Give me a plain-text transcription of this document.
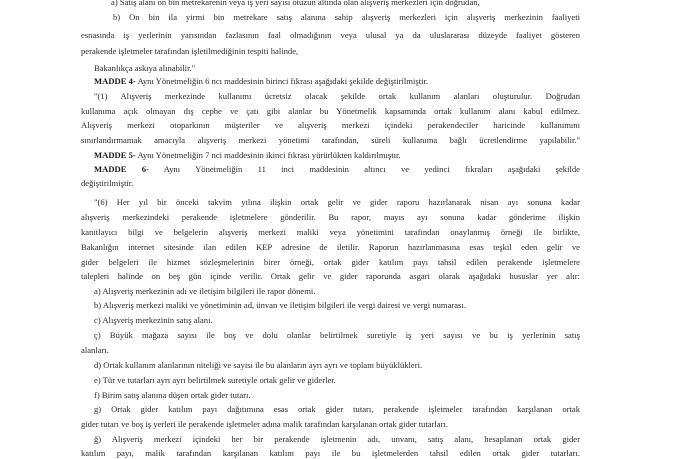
a) Satış alanı on bin metrekarenin veya iş yeri sayısı otuzun altında olan alışveriş merkezleri için doğrudan,
b) On bin ila yirmi bin metrekare satış alanına sahip alışveriş merkezleri için alışveriş merkezinin faaliyeti
esnasında iş yerlerinin yarısından fazlasının faal olmadığının veya ulusal ya da uluslararası düzeyde faaliyet gösteren
perakende işletmeler tarafından işletilmediğinin tespiti halinde,
Bakanlıkça askıya alınabilir."
MADDE 4- Aynı Yönetmeliğin 6 ncı maddesinin birinci fıkrası aşağıdaki şekilde değiştirilmiştir.
"(1) Alışveriş merkezinde kullanımı ücretsiz olacak şekilde ortak kullanım alanları oluşturulur. Doğrudan
kullanıma açık olmayan dış cephe ve çatı gibi alanlar bu Yönetmelik kapsamında ortak kullanım alanı kabul edilmez.
Alışveriş merkezi otoparkının müşteriler ve alışveriş merkezi içindeki perakendeciler haricinde kullanımını
sınırlandırmamak amacıyla alışveriş merkezi yönetimi tarafından, süreli kullanıma bağlı ücretlendirme yapılabilir."
MADDE 5- Aynı Yönetmeliğin 7 nci maddesinin ikinci fıkrası yürürlükten kaldırılmıştır.
MADDE 6- Aynı Yönetmeliğin 11 inci maddesinin altıncı ve yedinci fıkraları aşağıdaki şekilde
değiştirilmiştir.
"(6) Her yıl bir önceki takvim yılına ilişkin ortak gelir ve gider raporu hazırlanarak nisan ayı sonuna kadar
alışveriş merkezindeki perakende işletmelere gönderilir. Bu rapor, mayıs ayı sonuna kadar gönderime ilişkin
kanıtlayıcı bilgi ve belgelerin alışveriş merkezi maliki veya yönetimini tarafından onaylanmış örneği ile birlikte,
Bakanlığın internet sitesinde ilan edilen KEP adresine de iletilir. Raporun hazırlanmasına esas teşkil eden gelir ve
gider belgeleri ile hizmet sözleşmelerinin birer örneği, ortak gider katılım payı tahsil edilen perakende işletmelere
talepleri halinde on beş gün içinde verilir. Ortak gelir ve gider raporunda asgari olarak aşağıdaki hususlar yer alır:
a) Alışveriş merkezinin adı ve iletişim bilgileri ile rapor dönemi.
b) Alışveriş merkezi maliki ve yönetiminin ad, ünvan ve iletişim bilgileri ile vergi dairesi ve vergi numarası.
c) Alışveriş merkezinin satış alanı.
ç) Büyük mağaza sayısı ile boş ve dolu olanlar belirtilmek suretiyle iş yeri sayısı ve bu iş yerlerinin satış
alanları.
d) Ortak kullanım alanlarının niteliği ve sayısı ile bu alanların ayrı ayrı ve toplam büyüklükleri.
e) Tür ve tutarları ayrı ayrı belirtilmek suretiyle ortak gelir ve giderler.
f) Birim satış alanına düşen ortak gider tutarı.
g) Ortak gider katılım payı dağıtımına esas ortak gider tutarı, perakende işletmeler tarafından karşılanan ortak
gider tutarı ve boş iş yerleri ile perakende işletmeler adına malik tarafından karşılanan ortak gider tutarları.
ğ) Alışveriş merkezi içindeki her bir perakende işletmenin adı, unvanı, satış alanı, hesaplanan ortak gider
katılım payı, malik tarafından karşılanan katılım payı ile bu işletmelerden tahsil edilen ortak gider tutarları.
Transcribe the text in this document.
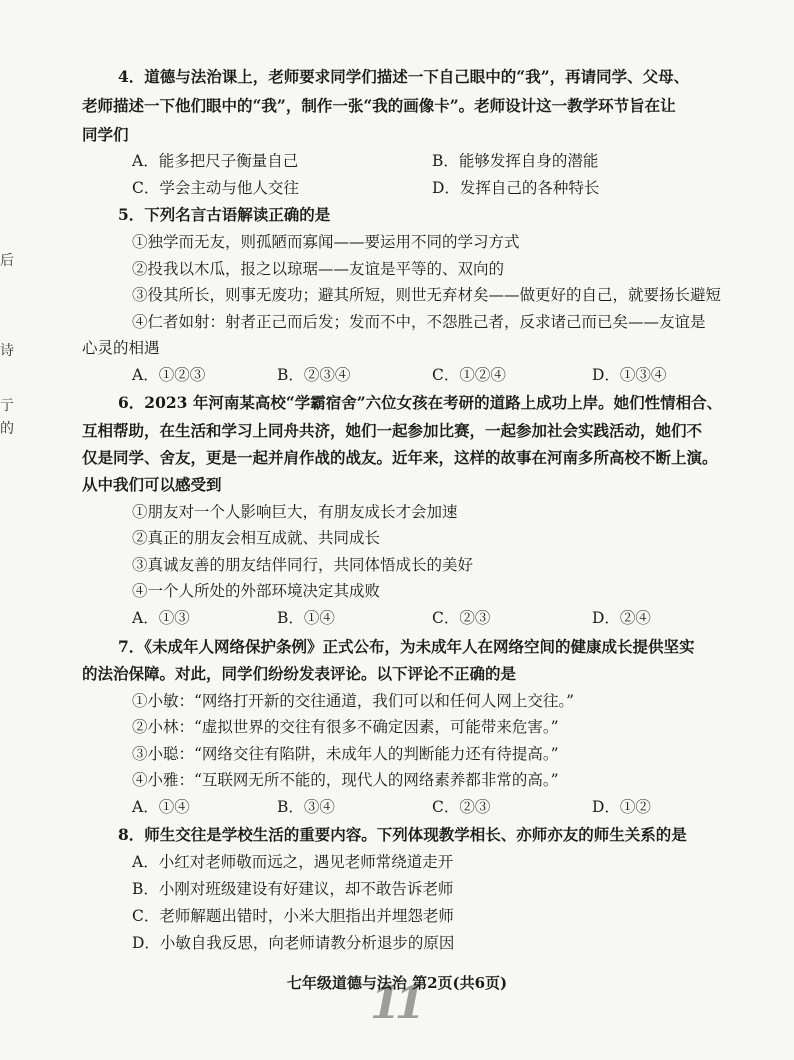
后
诗
亍
的
4．道德与法治课上，老师要求同学们描述一下自己眼中的“我”，再请同学、父母、
老师描述一下他们眼中的“我”，制作一张“我的画像卡”。老师设计这一教学环节旨在让
同学们
A．能多把尺子衡量自己	B．能够发挥自身的潜能
C．学会主动与他人交往	D．发挥自己的各种特长
5．下列名言古语解读正确的是
①独学而无友，则孤陋而寡闻——要运用不同的学习方式
②投我以木瓜，报之以琼琚——友谊是平等的、双向的
③役其所长，则事无废功；避其所短，则世无弃材矣——做更好的自己，就要扬长避短
④仁者如射：射者正己而后发；发而不中，不怨胜己者，反求诸己而已矣——友谊是
心灵的相遇
A．①②③	B．②③④	C．①②④	D．①③④
6．2023 年河南某高校“学霸宿舍”六位女孩在考研的道路上成功上岸。她们性情相合、
互相帮助，在生活和学习上同舟共济，她们一起参加比赛，一起参加社会实践活动，她们不
仅是同学、舍友，更是一起并肩作战的战友。近年来，这样的故事在河南多所高校不断上演。
从中我们可以感受到
①朋友对一个人影响巨大，有朋友成长才会加速
②真正的朋友会相互成就、共同成长
③真诚友善的朋友结伴同行，共同体悟成长的美好
④一个人所处的外部环境决定其成败
A．①③	B．①④	C．②③	D．②④
7．《未成年人网络保护条例》正式公布，为未成年人在网络空间的健康成长提供坚实
的法治保障。对此，同学们纷纷发表评论。以下评论不正确的是
①小敏：“网络打开新的交往通道，我们可以和任何人网上交往。”
②小林：“虚拟世界的交往有很多不确定因素，可能带来危害。”
③小聪：“网络交往有陷阱，未成年人的判断能力还有待提高。”
④小雅：“互联网无所不能的，现代人的网络素养都非常的高。”
A．①④	B．③④	C．②③	D．①②
8．师生交往是学校生活的重要内容。下列体现教学相长、亦师亦友的师生关系的是
A．小红对老师敬而远之，遇见老师常绕道走开
B．小刚对班级建设有好建议，却不敢告诉老师
C．老师解题出错时，小米大胆指出并埋怨老师
D．小敏自我反思，向老师请教分析退步的原因
11
七年级道德与法治 第2页(共6页)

◆ **REQUIREMENT**: All lines from the line containing "Transcribe the text in this document." through the end of the listing above are to be given again exactly; pictures are not part of the copy.

◆ **RESPONSE BELOW**:
Transcribe the text in this document.
后
诗
亍
的
4．道德与法治课上，老师要求同学们描述一下自己眼中的“我”，再请同学、父母、
老师描述一下他们眼中的“我”，制作一张“我的画像卡”。老师设计这一教学环节旨在让
同学们
A．能多把尺子衡量自己	B．能够发挥自身的潜能
C．学会主动与他人交往	D．发挥自己的各种特长
5．下列名言古语解读正确的是
①独学而无友，则孤陋而寡闻——要运用不同的学习方式
②投我以木瓜，报之以琼琚——友谊是平等的、双向的
③役其所长，则事无废功；避其所短，则世无弃材矣——做更好的自己，就要扬长避短
④仁者如射：射者正己而后发；发而不中，不怨胜己者，反求诸己而已矣——友谊是
心灵的相遇
A．①②③	B．②③④	C．①②④	D．①③④
6．2023 年河南某高校“学霸宿舍”六位女孩在考研的道路上成功上岸。她们性情相合、
互相帮助，在生活和学习上同舟共济，她们一起参加比赛，一起参加社会实践活动，她们不
仅是同学、舍友，更是一起并肩作战的战友。近年来，这样的故事在河南多所高校不断上演。
从中我们可以感受到
①朋友对一个人影响巨大，有朋友成长才会加速
②真正的朋友会相互成就、共同成长
③真诚友善的朋友结伴同行，共同体悟成长的美好
④一个人所处的外部环境决定其成败
A．①③	B．①④	C．②③	D．②④
7．《未成年人网络保护条例》正式公布，为未成年人在网络空间的健康成长提供坚实
的法治保障。对此，同学们纷纷发表评论。以下评论不正确的是
①小敏：“网络打开新的交往通道，我们可以和任何人网上交往。”
②小林：“虚拟世界的交往有很多不确定因素，可能带来危害。”
③小聪：“网络交往有陷阱，未成年人的判断能力还有待提高。”
④小雅：“互联网无所不能的，现代人的网络素养都非常的高。”
A．①④	B．③④	C．②③	D．①②
8．师生交往是学校生活的重要内容。下列体现教学相长、亦师亦友的师生关系的是
A．小红对老师敬而远之，遇见老师常绕道走开
B．小刚对班级建设有好建议，却不敢告诉老师
C．老师解题出错时，小米大胆指出并埋怨老师
D．小敏自我反思，向老师请教分析退步的原因
11
七年级道德与法治 第2页(共6页)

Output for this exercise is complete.